Copy each line of the material below that includes the string "xlabel".

------

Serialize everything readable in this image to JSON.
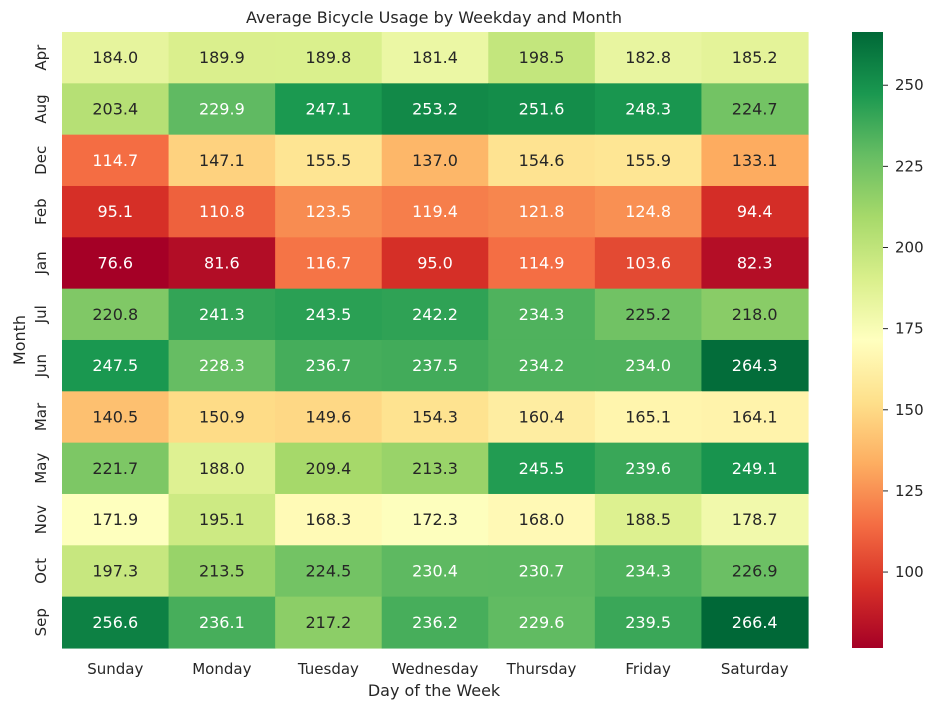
{
  "chart_data": {
    "type": "heatmap",
    "title": "Average Bicycle Usage by Weekday and Month",
    "xlabel": "Day of the Week",
    "ylabel": "Month",
    "x": [
      "Sunday",
      "Monday",
      "Tuesday",
      "Wednesday",
      "Thursday",
      "Friday",
      "Saturday"
    ],
    "y": [
      "Apr",
      "Aug",
      "Dec",
      "Feb",
      "Jan",
      "Jul",
      "Jun",
      "Mar",
      "May",
      "Nov",
      "Oct",
      "Sep"
    ],
    "values": [
      [
        184.0,
        189.9,
        189.8,
        181.4,
        198.5,
        182.8,
        185.2
      ],
      [
        203.4,
        229.9,
        247.1,
        253.2,
        251.6,
        248.3,
        224.7
      ],
      [
        114.7,
        147.1,
        155.5,
        137.0,
        154.6,
        155.9,
        133.1
      ],
      [
        95.1,
        110.8,
        123.5,
        119.4,
        121.8,
        124.8,
        94.4
      ],
      [
        76.6,
        81.6,
        116.7,
        95.0,
        114.9,
        103.6,
        82.3
      ],
      [
        220.8,
        241.3,
        243.5,
        242.2,
        234.3,
        225.2,
        218.0
      ],
      [
        247.5,
        228.3,
        236.7,
        237.5,
        234.2,
        234.0,
        264.3
      ],
      [
        140.5,
        150.9,
        149.6,
        154.3,
        160.4,
        165.1,
        164.1
      ],
      [
        221.7,
        188.0,
        209.4,
        213.3,
        245.5,
        239.6,
        249.1
      ],
      [
        171.9,
        195.1,
        168.3,
        172.3,
        168.0,
        188.5,
        178.7
      ],
      [
        197.3,
        213.5,
        224.5,
        230.4,
        230.7,
        234.3,
        226.9
      ],
      [
        256.6,
        236.1,
        217.2,
        236.2,
        229.6,
        239.5,
        266.4
      ]
    ],
    "value_format": "0.0",
    "colormap": "RdYlGn",
    "color_range": [
      76.6,
      266.4
    ],
    "colorbar_ticks": [
      100,
      125,
      150,
      175,
      200,
      225,
      250
    ],
    "colorbar_tick_labels": [
      "100",
      "125",
      "150",
      "175",
      "200",
      "225",
      "250"
    ]
  }
}
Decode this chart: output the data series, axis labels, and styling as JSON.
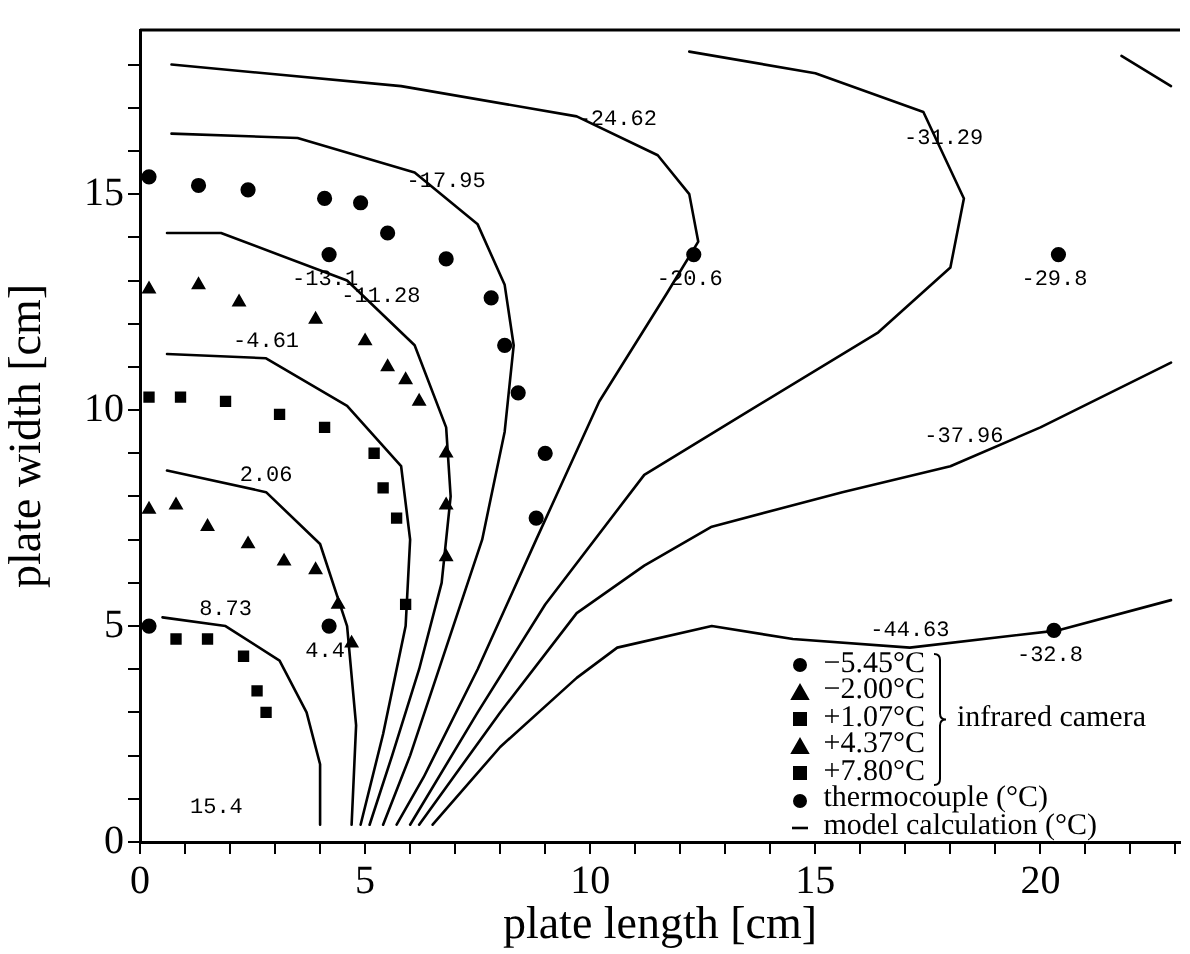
{
  "chart_data": {
    "type": "scatter",
    "xlabel": "plate length [cm]",
    "ylabel": "plate width [cm]",
    "xlim": [
      0,
      23.1
    ],
    "ylim": [
      0,
      18.8
    ],
    "xticks": [
      0,
      {
        "value": 1,
        "label": null
      },
      {
        "value": 2,
        "label": null
      },
      {
        "value": 3,
        "label": null
      },
      {
        "value": 4,
        "label": null
      },
      5,
      {
        "value": 6,
        "label": null
      },
      {
        "value": 7,
        "label": null
      },
      {
        "value": 8,
        "label": null
      },
      {
        "value": 9,
        "label": null
      },
      10,
      {
        "value": 11,
        "label": null
      },
      {
        "value": 12,
        "label": null
      },
      {
        "value": 13,
        "label": null
      },
      {
        "value": 14,
        "label": null
      },
      15,
      {
        "value": 16,
        "label": null
      },
      {
        "value": 17,
        "label": null
      },
      {
        "value": 18,
        "label": null
      },
      {
        "value": 19,
        "label": null
      },
      20,
      {
        "value": 21,
        "label": null
      },
      {
        "value": 22,
        "label": null
      },
      {
        "value": 23,
        "label": null
      }
    ],
    "yticks": [
      0,
      {
        "value": 1,
        "label": null
      },
      {
        "value": 2,
        "label": null
      },
      {
        "value": 3,
        "label": null
      },
      {
        "value": 4,
        "label": null
      },
      5,
      {
        "value": 6,
        "label": null
      },
      {
        "value": 7,
        "label": null
      },
      {
        "value": 8,
        "label": null
      },
      {
        "value": 9,
        "label": null
      },
      10,
      {
        "value": 11,
        "label": null
      },
      {
        "value": 12,
        "label": null
      },
      {
        "value": 13,
        "label": null
      },
      {
        "value": 14,
        "label": null
      },
      15,
      {
        "value": 16,
        "label": null
      },
      {
        "value": 17,
        "label": null
      },
      {
        "value": 18,
        "label": null
      }
    ],
    "grid": false,
    "legend": "bottom right",
    "series": [
      {
        "name": "−5.45°C",
        "marker": "circle",
        "color": "#000000",
        "x": [
          0.2,
          1.3,
          2.4,
          4.1,
          4.9,
          5.5,
          6.8,
          7.8,
          8.1,
          8.4,
          9.0,
          8.8
        ],
        "values": [
          15.4,
          15.2,
          15.1,
          14.9,
          14.8,
          14.1,
          13.5,
          12.6,
          11.5,
          10.4,
          9.0,
          7.5
        ]
      },
      {
        "name": "−2.00°C",
        "marker": "triangle",
        "color": "#000000",
        "x": [
          0.2,
          1.3,
          2.2,
          3.9,
          5.0,
          5.5,
          5.9,
          6.2,
          6.8,
          6.8,
          6.8
        ],
        "values": [
          12.8,
          12.9,
          12.5,
          12.1,
          11.6,
          11.0,
          10.7,
          10.2,
          9.0,
          7.8,
          6.6
        ]
      },
      {
        "name": "+1.07°C",
        "marker": "square",
        "color": "#000000",
        "x": [
          0.2,
          0.9,
          1.9,
          3.1,
          4.1,
          5.2,
          5.4,
          5.7,
          5.9
        ],
        "values": [
          10.3,
          10.3,
          10.2,
          9.9,
          9.6,
          9.0,
          8.2,
          7.5,
          5.5
        ]
      },
      {
        "name": "+4.37°C",
        "marker": "triangle",
        "color": "#000000",
        "x": [
          0.2,
          0.8,
          1.5,
          2.4,
          3.2,
          3.9,
          4.4,
          4.7
        ],
        "values": [
          7.7,
          7.8,
          7.3,
          6.9,
          6.5,
          6.3,
          5.5,
          4.6
        ]
      },
      {
        "name": "+7.80°C",
        "marker": "square",
        "color": "#000000",
        "x": [
          0.8,
          1.5,
          2.3,
          2.6,
          2.8
        ],
        "values": [
          4.7,
          4.7,
          4.3,
          3.5,
          3.0
        ]
      },
      {
        "name": "thermocouple (°C)",
        "marker": "circle",
        "color": "#000000",
        "x": [
          0.2,
          4.2,
          4.2,
          12.3,
          20.4,
          20.3
        ],
        "values": [
          5.0,
          5.0,
          13.6,
          13.6,
          13.6,
          4.9
        ]
      },
      {
        "name": "model calculation (°C)",
        "type": "line",
        "marker": "none",
        "color": "#000000",
        "x": [
          0.5,
          1.9,
          3.1,
          3.7,
          4.0,
          4.0
        ],
        "values": [
          5.2,
          5.0,
          4.2,
          3.0,
          1.8,
          0.4
        ]
      },
      {
        "type": "line",
        "marker": "none",
        "color": "#000000",
        "x": [
          0.6,
          2.8,
          4.0,
          4.6,
          4.8,
          4.7
        ],
        "values": [
          8.6,
          8.1,
          6.9,
          5.0,
          2.7,
          0.4
        ]
      },
      {
        "type": "line",
        "marker": "none",
        "color": "#000000",
        "x": [
          0.6,
          2.8,
          4.6,
          5.8,
          6.0,
          5.9,
          5.4,
          4.9
        ],
        "values": [
          11.3,
          11.2,
          10.1,
          8.7,
          7.0,
          5.0,
          2.5,
          0.4
        ]
      },
      {
        "type": "line",
        "marker": "none",
        "color": "#000000",
        "x": [
          0.6,
          1.8,
          4.6,
          6.1,
          6.8,
          6.9,
          6.7,
          6.2,
          5.6,
          5.1
        ],
        "values": [
          14.1,
          14.1,
          13.0,
          11.5,
          9.6,
          8.0,
          6.0,
          4.0,
          2.0,
          0.4
        ]
      },
      {
        "type": "line",
        "marker": "none",
        "color": "#000000",
        "x": [
          0.7,
          3.5,
          6.1,
          7.5,
          8.1,
          8.3,
          8.1,
          7.6,
          6.8,
          6.0,
          5.4
        ],
        "values": [
          16.4,
          16.3,
          15.5,
          14.3,
          12.9,
          11.5,
          9.5,
          7.0,
          4.5,
          2.0,
          0.4
        ]
      },
      {
        "type": "line",
        "marker": "none",
        "color": "#000000",
        "x": [
          0.7,
          5.8,
          9.7,
          11.5,
          12.2,
          12.4,
          11.7,
          10.2,
          8.8,
          7.5,
          6.3,
          5.7
        ],
        "values": [
          18.0,
          17.5,
          16.8,
          15.9,
          15.0,
          13.9,
          12.7,
          10.2,
          7.0,
          4.0,
          1.5,
          0.4
        ]
      },
      {
        "type": "line",
        "marker": "none",
        "color": "#000000",
        "x": [
          12.2,
          15.0,
          17.4,
          18.3,
          18.0,
          16.4,
          13.4,
          11.2,
          9.0,
          7.5,
          6.0
        ],
        "values": [
          18.3,
          17.8,
          16.9,
          14.9,
          13.3,
          11.8,
          9.9,
          8.5,
          5.5,
          3.0,
          0.4
        ]
      },
      {
        "type": "line",
        "marker": "none",
        "color": "#000000",
        "x": [
          22.9,
          20.0,
          18.0,
          15.6,
          12.7,
          11.2,
          9.7,
          8.0,
          6.2
        ],
        "values": [
          11.1,
          9.6,
          8.7,
          8.1,
          7.3,
          6.4,
          5.3,
          3.0,
          0.4
        ]
      },
      {
        "type": "line",
        "marker": "none",
        "color": "#000000",
        "x": [
          22.9,
          20.4,
          17.1,
          14.5,
          12.7,
          10.6,
          9.7,
          8.0,
          6.5
        ],
        "values": [
          5.6,
          4.9,
          4.5,
          4.7,
          5.0,
          4.5,
          3.8,
          2.2,
          0.4
        ]
      },
      {
        "type": "line",
        "marker": "none",
        "color": "#000000",
        "x": [
          21.8,
          22.9
        ],
        "values": [
          18.2,
          17.5
        ]
      }
    ],
    "annotations": [
      "infrared camera",
      {
        "text": "8.73",
        "x": 1.9,
        "y": 5.0
      },
      {
        "text": "2.06",
        "x": 2.8,
        "y": 8.1
      },
      {
        "text": "-4.61",
        "x": 2.8,
        "y": 11.2
      },
      {
        "text": "-11.28",
        "x": 5.35,
        "y": 12.25
      },
      {
        "text": "-17.95",
        "x": 6.8,
        "y": 14.9
      },
      {
        "text": "-24.62",
        "x": 10.6,
        "y": 16.35
      },
      {
        "text": "-31.29",
        "x": 17.85,
        "y": 15.9
      },
      {
        "text": "-37.96",
        "x": 18.3,
        "y": 9.0
      },
      {
        "text": "-44.63",
        "x": 17.1,
        "y": 4.5
      },
      {
        "text": "-13.1",
        "x": 4.2,
        "y": 13.6
      },
      {
        "text": "-20.6",
        "x": 12.3,
        "y": 13.6
      },
      {
        "text": "-29.8",
        "x": 20.4,
        "y": 13.6
      },
      {
        "text": "-32.8",
        "x": 20.3,
        "y": 4.9
      },
      {
        "text": "4.4",
        "x": 4.2,
        "y": 5.0
      },
      "15.4"
    ]
  }
}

------

## Worked solution
    "xlabel": "Day of the Week",
    "xlabel": "plate length [cm]",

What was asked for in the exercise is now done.